* **PROVIDED RECORDS**
────
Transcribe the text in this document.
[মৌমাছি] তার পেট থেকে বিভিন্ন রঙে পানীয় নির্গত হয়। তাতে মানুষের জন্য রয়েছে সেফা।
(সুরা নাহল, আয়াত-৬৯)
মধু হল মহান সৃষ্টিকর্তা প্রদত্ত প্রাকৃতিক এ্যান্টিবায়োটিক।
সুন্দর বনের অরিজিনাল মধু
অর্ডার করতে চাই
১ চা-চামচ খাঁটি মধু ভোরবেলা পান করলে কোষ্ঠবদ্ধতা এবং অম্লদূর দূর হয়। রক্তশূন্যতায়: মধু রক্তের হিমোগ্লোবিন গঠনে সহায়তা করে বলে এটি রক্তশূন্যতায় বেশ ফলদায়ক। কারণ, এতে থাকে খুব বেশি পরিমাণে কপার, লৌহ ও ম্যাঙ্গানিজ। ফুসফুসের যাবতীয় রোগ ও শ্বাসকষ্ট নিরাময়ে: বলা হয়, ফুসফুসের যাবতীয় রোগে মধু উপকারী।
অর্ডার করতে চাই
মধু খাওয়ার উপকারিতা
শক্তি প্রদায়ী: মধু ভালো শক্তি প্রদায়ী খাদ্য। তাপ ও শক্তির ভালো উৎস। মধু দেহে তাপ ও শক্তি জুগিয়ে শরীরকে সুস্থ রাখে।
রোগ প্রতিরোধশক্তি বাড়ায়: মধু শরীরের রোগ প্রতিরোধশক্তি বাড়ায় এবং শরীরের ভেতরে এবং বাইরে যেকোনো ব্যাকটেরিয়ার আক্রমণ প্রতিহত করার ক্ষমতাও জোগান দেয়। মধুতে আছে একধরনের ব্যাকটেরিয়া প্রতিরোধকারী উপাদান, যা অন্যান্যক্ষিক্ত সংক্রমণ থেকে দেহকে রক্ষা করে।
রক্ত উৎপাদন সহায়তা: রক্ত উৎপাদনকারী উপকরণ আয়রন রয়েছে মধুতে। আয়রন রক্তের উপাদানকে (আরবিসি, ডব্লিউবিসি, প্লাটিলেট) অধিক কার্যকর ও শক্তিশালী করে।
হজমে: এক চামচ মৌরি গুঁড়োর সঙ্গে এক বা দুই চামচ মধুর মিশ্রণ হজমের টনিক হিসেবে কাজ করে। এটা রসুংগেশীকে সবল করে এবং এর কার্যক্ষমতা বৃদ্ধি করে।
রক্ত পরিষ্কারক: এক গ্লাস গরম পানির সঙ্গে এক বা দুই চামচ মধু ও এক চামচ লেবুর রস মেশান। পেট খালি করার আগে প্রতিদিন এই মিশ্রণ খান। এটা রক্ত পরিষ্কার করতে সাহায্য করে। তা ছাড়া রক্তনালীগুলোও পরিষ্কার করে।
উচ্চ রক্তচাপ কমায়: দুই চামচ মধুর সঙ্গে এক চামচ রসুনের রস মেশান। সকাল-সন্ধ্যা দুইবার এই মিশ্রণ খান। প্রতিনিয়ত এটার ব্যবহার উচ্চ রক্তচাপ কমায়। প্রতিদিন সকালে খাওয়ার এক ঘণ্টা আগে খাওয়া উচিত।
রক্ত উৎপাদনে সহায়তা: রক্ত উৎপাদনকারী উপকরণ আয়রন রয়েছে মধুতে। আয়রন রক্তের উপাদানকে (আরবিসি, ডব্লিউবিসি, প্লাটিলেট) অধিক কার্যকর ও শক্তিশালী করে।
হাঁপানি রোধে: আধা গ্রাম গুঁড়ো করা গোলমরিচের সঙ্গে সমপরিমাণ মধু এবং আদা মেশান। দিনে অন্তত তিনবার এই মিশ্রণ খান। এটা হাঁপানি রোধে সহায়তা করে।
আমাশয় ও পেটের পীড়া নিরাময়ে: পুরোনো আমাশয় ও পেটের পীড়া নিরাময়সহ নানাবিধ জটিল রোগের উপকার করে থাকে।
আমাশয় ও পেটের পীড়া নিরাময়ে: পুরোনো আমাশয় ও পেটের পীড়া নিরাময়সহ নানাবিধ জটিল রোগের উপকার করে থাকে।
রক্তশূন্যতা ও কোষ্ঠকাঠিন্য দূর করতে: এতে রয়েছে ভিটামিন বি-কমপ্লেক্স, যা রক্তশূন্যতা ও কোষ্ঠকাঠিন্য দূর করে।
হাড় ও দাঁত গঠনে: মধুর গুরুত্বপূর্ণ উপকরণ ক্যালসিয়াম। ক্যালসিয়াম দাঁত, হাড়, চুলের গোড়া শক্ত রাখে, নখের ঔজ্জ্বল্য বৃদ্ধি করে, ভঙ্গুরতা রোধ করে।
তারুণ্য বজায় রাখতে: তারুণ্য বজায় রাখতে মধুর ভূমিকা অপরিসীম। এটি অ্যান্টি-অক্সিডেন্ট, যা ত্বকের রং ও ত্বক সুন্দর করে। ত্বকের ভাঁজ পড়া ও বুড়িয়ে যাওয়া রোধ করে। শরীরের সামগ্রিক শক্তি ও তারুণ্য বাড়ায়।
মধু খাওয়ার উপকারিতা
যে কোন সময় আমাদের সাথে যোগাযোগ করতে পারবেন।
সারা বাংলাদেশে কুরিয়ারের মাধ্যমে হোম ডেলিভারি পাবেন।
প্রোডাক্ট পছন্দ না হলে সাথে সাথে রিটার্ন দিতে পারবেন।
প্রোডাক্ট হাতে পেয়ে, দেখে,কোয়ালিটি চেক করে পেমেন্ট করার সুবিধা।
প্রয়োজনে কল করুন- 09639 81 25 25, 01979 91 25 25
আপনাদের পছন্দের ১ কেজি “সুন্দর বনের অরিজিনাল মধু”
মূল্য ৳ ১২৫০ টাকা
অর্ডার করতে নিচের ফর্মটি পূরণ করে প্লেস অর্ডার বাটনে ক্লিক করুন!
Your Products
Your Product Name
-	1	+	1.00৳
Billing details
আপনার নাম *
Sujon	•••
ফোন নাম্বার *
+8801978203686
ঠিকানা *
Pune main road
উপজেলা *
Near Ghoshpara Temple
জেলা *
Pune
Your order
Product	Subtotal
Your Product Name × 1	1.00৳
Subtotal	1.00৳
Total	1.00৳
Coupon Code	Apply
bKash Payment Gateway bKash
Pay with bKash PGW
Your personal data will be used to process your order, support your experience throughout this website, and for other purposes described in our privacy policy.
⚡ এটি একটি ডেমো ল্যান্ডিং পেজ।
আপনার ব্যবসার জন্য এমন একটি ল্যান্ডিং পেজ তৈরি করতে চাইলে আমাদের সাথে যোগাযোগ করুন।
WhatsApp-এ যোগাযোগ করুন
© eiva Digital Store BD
────
* **WHAT YOU SHOULD DO**
A line counts if it holds the word "this". How many lines of the entries count? Give the number only.

* **FINISHED ANSWER**
2